■ **What to produce**
Answer with the number of lines in the listing below that contain the word "Rentable", and nothing else.

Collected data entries
───

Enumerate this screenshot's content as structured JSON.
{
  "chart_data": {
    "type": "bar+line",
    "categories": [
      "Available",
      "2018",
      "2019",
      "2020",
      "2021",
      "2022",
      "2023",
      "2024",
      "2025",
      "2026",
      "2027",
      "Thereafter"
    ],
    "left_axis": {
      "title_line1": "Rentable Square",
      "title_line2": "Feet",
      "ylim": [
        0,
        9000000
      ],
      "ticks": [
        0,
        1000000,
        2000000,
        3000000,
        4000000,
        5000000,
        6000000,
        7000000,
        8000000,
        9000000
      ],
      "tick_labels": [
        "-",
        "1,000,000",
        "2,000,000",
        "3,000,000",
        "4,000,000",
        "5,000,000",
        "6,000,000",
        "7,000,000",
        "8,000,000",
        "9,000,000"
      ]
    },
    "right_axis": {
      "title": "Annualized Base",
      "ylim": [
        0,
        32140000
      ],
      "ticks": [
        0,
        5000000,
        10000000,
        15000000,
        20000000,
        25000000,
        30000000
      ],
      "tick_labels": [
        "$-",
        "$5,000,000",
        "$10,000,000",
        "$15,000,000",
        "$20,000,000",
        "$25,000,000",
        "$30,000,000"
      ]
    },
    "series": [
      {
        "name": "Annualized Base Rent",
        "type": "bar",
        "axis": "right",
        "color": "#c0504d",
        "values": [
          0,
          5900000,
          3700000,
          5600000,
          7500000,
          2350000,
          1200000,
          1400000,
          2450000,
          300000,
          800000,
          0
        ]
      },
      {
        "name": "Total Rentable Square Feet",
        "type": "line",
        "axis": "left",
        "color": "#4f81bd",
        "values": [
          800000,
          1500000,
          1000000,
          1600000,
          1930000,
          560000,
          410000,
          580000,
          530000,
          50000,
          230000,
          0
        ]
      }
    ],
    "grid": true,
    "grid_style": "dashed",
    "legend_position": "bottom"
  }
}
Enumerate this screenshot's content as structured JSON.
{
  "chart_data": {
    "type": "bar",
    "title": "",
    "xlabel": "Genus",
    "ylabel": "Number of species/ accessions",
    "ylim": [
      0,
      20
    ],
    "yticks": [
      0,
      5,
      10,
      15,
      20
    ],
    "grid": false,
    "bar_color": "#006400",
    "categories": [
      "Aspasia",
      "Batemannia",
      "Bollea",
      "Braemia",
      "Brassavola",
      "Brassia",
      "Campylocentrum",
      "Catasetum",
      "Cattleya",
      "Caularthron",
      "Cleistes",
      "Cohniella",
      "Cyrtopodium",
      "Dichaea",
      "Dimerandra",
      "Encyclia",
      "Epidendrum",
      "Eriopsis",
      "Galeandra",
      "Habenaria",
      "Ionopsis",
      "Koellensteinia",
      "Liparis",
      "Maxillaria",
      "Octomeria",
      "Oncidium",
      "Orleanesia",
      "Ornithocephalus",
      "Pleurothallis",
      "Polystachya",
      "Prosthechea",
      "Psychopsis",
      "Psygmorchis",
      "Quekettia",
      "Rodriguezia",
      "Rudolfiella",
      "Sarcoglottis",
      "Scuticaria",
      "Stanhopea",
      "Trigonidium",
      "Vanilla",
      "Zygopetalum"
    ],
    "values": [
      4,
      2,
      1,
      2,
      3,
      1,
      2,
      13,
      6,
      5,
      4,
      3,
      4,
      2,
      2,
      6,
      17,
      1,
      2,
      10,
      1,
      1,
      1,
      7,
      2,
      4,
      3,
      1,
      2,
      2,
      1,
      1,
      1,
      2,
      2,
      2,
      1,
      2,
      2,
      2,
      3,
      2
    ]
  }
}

───

■ **Output below**
2